Written task. Repeat every line of the material, character for character.

Material for this task.
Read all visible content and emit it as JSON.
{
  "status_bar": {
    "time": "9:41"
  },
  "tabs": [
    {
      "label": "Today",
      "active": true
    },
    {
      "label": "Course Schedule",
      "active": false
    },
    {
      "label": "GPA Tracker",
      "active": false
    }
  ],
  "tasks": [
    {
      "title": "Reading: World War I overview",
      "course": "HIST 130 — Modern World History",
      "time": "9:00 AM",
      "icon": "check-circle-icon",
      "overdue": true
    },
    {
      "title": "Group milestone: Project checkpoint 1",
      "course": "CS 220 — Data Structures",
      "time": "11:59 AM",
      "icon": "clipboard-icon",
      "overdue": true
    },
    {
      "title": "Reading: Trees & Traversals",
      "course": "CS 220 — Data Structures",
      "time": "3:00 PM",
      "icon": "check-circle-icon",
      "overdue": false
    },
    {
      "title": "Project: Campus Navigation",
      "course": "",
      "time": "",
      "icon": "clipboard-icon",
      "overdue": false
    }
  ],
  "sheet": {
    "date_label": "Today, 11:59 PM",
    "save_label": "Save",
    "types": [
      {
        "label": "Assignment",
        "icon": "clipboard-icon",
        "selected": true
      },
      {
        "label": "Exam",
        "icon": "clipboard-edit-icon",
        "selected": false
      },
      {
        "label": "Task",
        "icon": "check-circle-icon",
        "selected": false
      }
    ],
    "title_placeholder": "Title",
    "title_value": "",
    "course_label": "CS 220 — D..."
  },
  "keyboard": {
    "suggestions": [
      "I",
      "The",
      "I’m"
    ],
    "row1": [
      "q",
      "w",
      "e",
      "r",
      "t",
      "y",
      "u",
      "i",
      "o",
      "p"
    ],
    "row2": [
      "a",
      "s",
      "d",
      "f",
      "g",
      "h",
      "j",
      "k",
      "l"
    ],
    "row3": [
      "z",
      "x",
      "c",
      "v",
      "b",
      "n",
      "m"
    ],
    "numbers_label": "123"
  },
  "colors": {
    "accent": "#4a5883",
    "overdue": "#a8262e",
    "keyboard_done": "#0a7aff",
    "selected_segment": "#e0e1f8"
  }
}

The reply.
Read all visible content and emit it as JSON.
{
  "status_bar": {
    "time": "9:41"
  },
  "tabs": [
    {
      "label": "Today",
      "active": true
    },
    {
      "label": "Course Schedule",
      "active": false
    },
    {
      "label": "GPA Tracker",
      "active": false
    }
  ],
  "tasks": [
    {
      "title": "Reading: World War I overview",
      "course": "HIST 130 — Modern World History",
      "time": "9:00 AM",
      "icon": "check-circle-icon",
      "overdue": true
    },
    {
      "title": "Group milestone: Project checkpoint 1",
      "course": "CS 220 — Data Structures",
      "time": "11:59 AM",
      "icon": "clipboard-icon",
      "overdue": true
    },
    {
      "title": "Reading: Trees & Traversals",
      "course": "CS 220 — Data Structures",
      "time": "3:00 PM",
      "icon": "check-circle-icon",
      "overdue": false
    },
    {
      "title": "Project: Campus Navigation",
      "course": "",
      "time": "",
      "icon": "clipboard-icon",
      "overdue": false
    }
  ],
  "sheet": {
    "date_label": "Today, 11:59 PM",
    "save_label": "Save",
    "types": [
      {
        "label": "Assignment",
        "icon": "clipboard-icon",
        "selected": true
      },
      {
        "label": "Exam",
        "icon": "clipboard-edit-icon",
        "selected": false
      },
      {
        "label": "Task",
        "icon": "check-circle-icon",
        "selected": false
      }
    ],
    "title_placeholder": "Title",
    "title_value": "",
    "course_label": "CS 220 — D..."
  },
  "keyboard": {
    "suggestions": [
      "I",
      "The",
      "I’m"
    ],
    "row1": [
      "q",
      "w",
      "e",
      "r",
      "t",
      "y",
      "u",
      "i",
      "o",
      "p"
    ],
    "row2": [
      "a",
      "s",
      "d",
      "f",
      "g",
      "h",
      "j",
      "k",
      "l"
    ],
    "row3": [
      "z",
      "x",
      "c",
      "v",
      "b",
      "n",
      "m"
    ],
    "numbers_label": "123"
  },
  "colors": {
    "accent": "#4a5883",
    "overdue": "#a8262e",
    "keyboard_done": "#0a7aff",
    "selected_segment": "#e0e1f8"
  }
}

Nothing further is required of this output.